Leave the pictures out. Return all other data exactly.

__Figure contents as structured data__
*****
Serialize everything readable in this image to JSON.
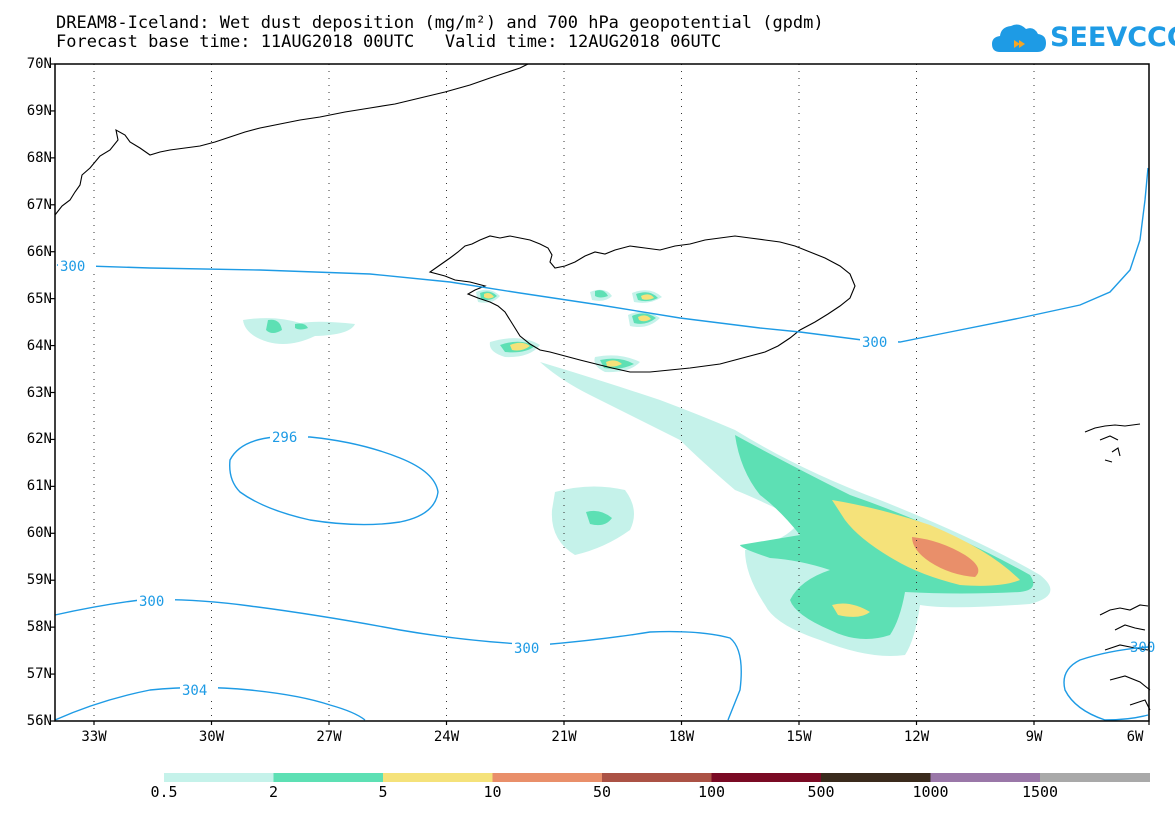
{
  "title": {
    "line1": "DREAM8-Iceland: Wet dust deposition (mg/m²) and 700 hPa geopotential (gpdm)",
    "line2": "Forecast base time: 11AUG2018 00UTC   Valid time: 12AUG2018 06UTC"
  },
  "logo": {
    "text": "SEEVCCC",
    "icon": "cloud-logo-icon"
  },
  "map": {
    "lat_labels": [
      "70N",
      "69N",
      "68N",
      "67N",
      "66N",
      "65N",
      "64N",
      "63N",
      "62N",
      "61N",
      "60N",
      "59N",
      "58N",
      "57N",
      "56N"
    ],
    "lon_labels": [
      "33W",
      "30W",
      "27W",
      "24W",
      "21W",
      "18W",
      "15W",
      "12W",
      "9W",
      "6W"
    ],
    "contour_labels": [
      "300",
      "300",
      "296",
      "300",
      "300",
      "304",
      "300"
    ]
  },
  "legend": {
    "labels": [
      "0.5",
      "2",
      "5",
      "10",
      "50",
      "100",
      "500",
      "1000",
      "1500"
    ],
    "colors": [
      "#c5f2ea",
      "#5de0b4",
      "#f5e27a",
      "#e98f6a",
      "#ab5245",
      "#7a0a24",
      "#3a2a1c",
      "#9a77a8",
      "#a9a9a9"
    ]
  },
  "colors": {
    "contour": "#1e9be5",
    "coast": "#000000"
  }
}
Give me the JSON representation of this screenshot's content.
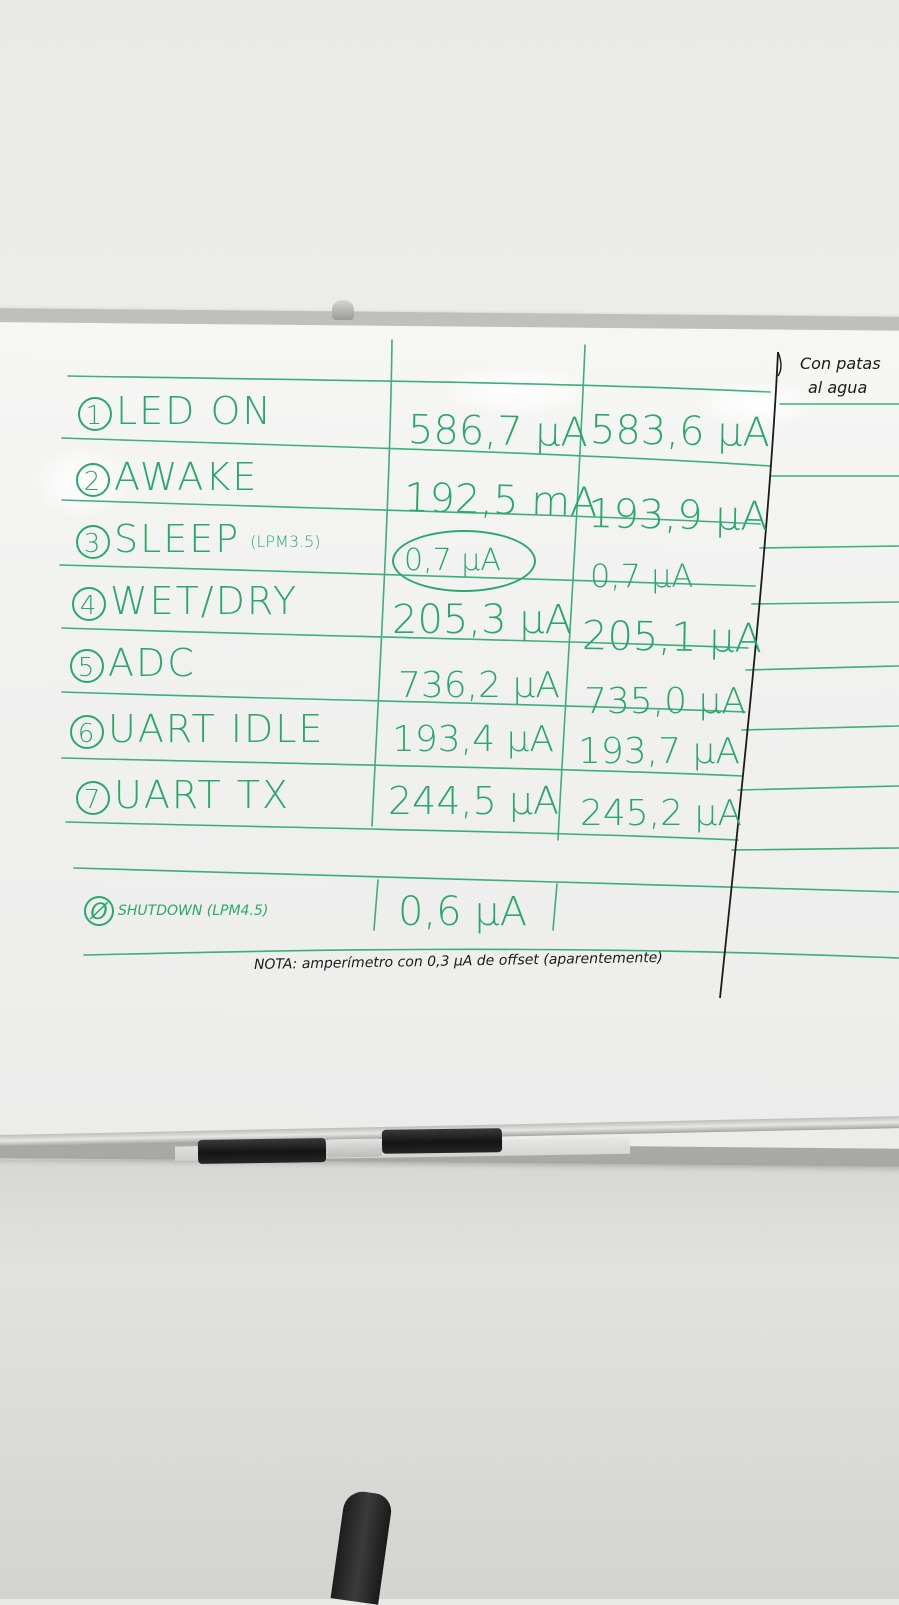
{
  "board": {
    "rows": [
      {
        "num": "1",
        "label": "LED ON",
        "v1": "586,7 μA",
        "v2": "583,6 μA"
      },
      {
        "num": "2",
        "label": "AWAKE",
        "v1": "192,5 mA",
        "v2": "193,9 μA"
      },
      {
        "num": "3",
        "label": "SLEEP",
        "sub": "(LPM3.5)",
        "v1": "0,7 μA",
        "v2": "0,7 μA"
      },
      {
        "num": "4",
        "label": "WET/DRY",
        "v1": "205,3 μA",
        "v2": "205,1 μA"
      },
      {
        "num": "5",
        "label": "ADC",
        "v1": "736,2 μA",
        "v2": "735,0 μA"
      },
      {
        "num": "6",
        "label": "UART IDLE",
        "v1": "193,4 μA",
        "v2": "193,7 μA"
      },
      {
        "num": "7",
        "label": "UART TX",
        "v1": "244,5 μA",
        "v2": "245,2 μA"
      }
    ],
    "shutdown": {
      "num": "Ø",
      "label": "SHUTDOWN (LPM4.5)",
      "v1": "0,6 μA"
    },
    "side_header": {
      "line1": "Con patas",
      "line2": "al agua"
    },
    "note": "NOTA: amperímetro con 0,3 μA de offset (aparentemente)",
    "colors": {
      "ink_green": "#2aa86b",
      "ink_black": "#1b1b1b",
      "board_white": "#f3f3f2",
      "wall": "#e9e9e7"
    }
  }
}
*****
__CORRECT OUTPUT__
Serialize everything readable in this image to JSON.
{
  "title": {
    "line1": "DREAM8-Iceland: Wet dust deposition (mg/m²) and 700 hPa geopotential (gpdm)",
    "line2": "Forecast base time: 11AUG2018 00UTC   Valid time: 12AUG2018 06UTC"
  },
  "logo": {
    "text": "SEEVCCC",
    "icon": "cloud-logo-icon"
  },
  "map": {
    "lat_labels": [
      "70N",
      "69N",
      "68N",
      "67N",
      "66N",
      "65N",
      "64N",
      "63N",
      "62N",
      "61N",
      "60N",
      "59N",
      "58N",
      "57N",
      "56N"
    ],
    "lon_labels": [
      "33W",
      "30W",
      "27W",
      "24W",
      "21W",
      "18W",
      "15W",
      "12W",
      "9W",
      "6W"
    ],
    "contour_labels": [
      "300",
      "300",
      "296",
      "300",
      "300",
      "304",
      "300"
    ]
  },
  "legend": {
    "labels": [
      "0.5",
      "2",
      "5",
      "10",
      "50",
      "100",
      "500",
      "1000",
      "1500"
    ],
    "colors": [
      "#c5f2ea",
      "#5de0b4",
      "#f5e27a",
      "#e98f6a",
      "#ab5245",
      "#7a0a24",
      "#3a2a1c",
      "#9a77a8",
      "#a9a9a9"
    ]
  },
  "colors": {
    "contour": "#1e9be5",
    "coast": "#000000"
  }
}
Give me the JSON representation of this screenshot's content.
{
  "board": {
    "rows": [
      {
        "num": "1",
        "label": "LED ON",
        "v1": "586,7 μA",
        "v2": "583,6 μA"
      },
      {
        "num": "2",
        "label": "AWAKE",
        "v1": "192,5 mA",
        "v2": "193,9 μA"
      },
      {
        "num": "3",
        "label": "SLEEP",
        "sub": "(LPM3.5)",
        "v1": "0,7 μA",
        "v2": "0,7 μA"
      },
      {
        "num": "4",
        "label": "WET/DRY",
        "v1": "205,3 μA",
        "v2": "205,1 μA"
      },
      {
        "num": "5",
        "label": "ADC",
        "v1": "736,2 μA",
        "v2": "735,0 μA"
      },
      {
        "num": "6",
        "label": "UART IDLE",
        "v1": "193,4 μA",
        "v2": "193,7 μA"
      },
      {
        "num": "7",
        "label": "UART TX",
        "v1": "244,5 μA",
        "v2": "245,2 μA"
      }
    ],
    "shutdown": {
      "num": "Ø",
      "label": "SHUTDOWN (LPM4.5)",
      "v1": "0,6 μA"
    },
    "side_header": {
      "line1": "Con patas",
      "line2": "al agua"
    },
    "note": "NOTA: amperímetro con 0,3 μA de offset (aparentemente)",
    "colors": {
      "ink_green": "#2aa86b",
      "ink_black": "#1b1b1b",
      "board_white": "#f3f3f2",
      "wall": "#e9e9e7"
    }
  }
}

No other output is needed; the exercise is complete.